WORK TO COMPLETE ->
A. Condense the paragraph of the Sam Haft article that begins "Hazbin Hotel centers on Charlie Morningstar" into a short bulleted list that keeps its main facts.
B. Duplicate word for word the stretch of the Sam Haft article from "Skip to main" through "Hot Topic merch.".
== SUPPLIED TEXT
Skip to main content
My Shows
News on your favorite shows, specials & more!

Exclusive: HAZBIN HOTEL's Sam Haft Is Fulfilling Theater Dreams with New Murder Mystery Musical

Haft's new musical, The Con, will come to the Palladium Times Square for one night only in 2027.

By:
Exclusive: HAZBIN HOTEL's Sam Haft Is Fulfilling Theater Dreams with New Murder Mystery Musical

These days, the Helluverse seems to have taken over the mortal world. What began as a Patreon-funded animated project in 2014, Vivienne Medrano’s musical series Hazbin Hotel has become nothing short of a phenomenon. Its rabid fan base can be found across the internet, passionately arguing for their favorite fandom ships on many a discussion forum, or at conventions, wearing one a piece of themed Hot Topic merch.

No small part of its success can be attributed to Sam Haft, one half of the songwriting duo who is responsible for the show’s musical numbers. Together, he and his partner Andrew Underberg have penned over a hundred songs for the series, which have become extremely popular in their own right. But with two successful seasons under his belt (and three more to go), Haft can't claim complete responsibility for the pop culture triumph.

“We have this instinct to lionize creators for their success, but their success is one of the things that they have the least control over. I think you don't choose to have fans; fans choose you to be fans of,” he says. “You're throwing stuff out into the void that you think is good as an artist and then people respond, or they don't. But once it's out of your hands, it is out of your hands.”

Hazbin Hotel centers on Charlie Morningstar, the princess of Hell who nobly attempts to rehabilitate demons to reduce overpopulation in her kingdom. She is joined by an eclectic cast of characters whose opposing goals and belief systems allow room for the series to pose deep ethical questions about good and evil, and the complicated realities of morality. All of this exists within the confines of a darkly comic animated world filled with songs that cross genre, style and musical traditions.

Haft, who went to school for playwriting, leans on his background in exposition, character work, and story development to create very specific musical moments for the show's now-beloved characters. "Essentially, every song is like a scene assignment for a staff writer in a script where it goes, 'Here's the scene that comes before you, here's the scene that comes after you. Here's the character development that needs to occur. Here's the expository beats that we need to hit,' he explains. "There's so much story work that is inherent to what we're doing... The box creates the solution, really. It almost feels like we are not writing a song so much as discovering what song goes there."

Charlie's kingdom found itself on Broadway last year, with an IRL, one-night concert at the Majestic Theatre in October. The event featured many of the show's powerhouse performers, including cast members Erika Hennigsen, Jeremy Jordan, and Christian Borle. Also present was Haft, who juggled roles as a performer in addition to serving as a musical director. Between his offstage and onscreen tasks, he admits it was a stressful day.
====
== SOURCE EXCERPT
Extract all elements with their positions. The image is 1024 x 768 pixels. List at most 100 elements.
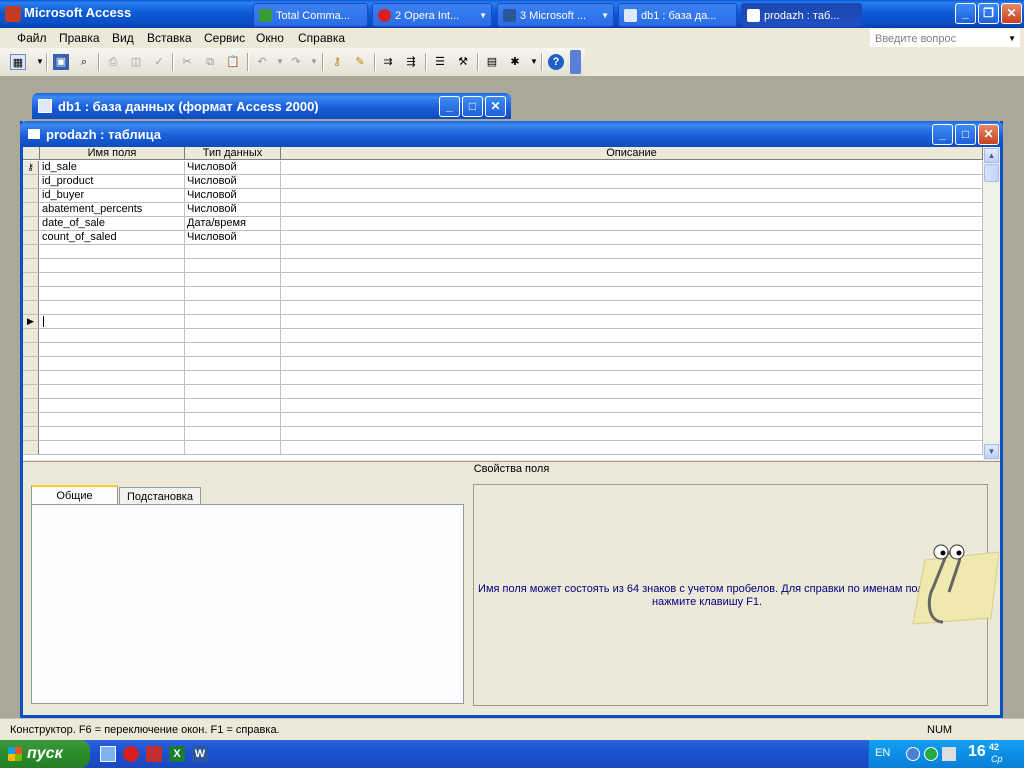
====
ANSWER LIST ->
A.
- Hazbin Hotel follows Charlie Morningstar, the princess of Hell, who tries to rehabilitate demons to reduce overpopulation in her kingdom.
- She is joined by an eclectic cast whose opposing goals and beliefs let the series pose deep ethical questions about good, evil, and the complicated realities of morality.
- The story unfolds in a darkly comic animated world full of songs that cross genre, style, and musical traditions.

B.
Skip to main content
My Shows
News on your favorite shows, specials & more!

Exclusive: HAZBIN HOTEL's Sam Haft Is Fulfilling Theater Dreams with New Murder Mystery Musical

Haft's new musical, The Con, will come to the Palladium Times Square for one night only in 2027.

By:
Exclusive: HAZBIN HOTEL's Sam Haft Is Fulfilling Theater Dreams with New Murder Mystery Musical

These days, the Helluverse seems to have taken over the mortal world. What began as a Patreon-funded animated project in 2014, Vivienne Medrano’s musical series Hazbin Hotel has become nothing short of a phenomenon. Its rabid fan base can be found across the internet, passionately arguing for their favorite fandom ships on many a discussion forum, or at conventions, wearing one a piece of themed Hot Topic merch.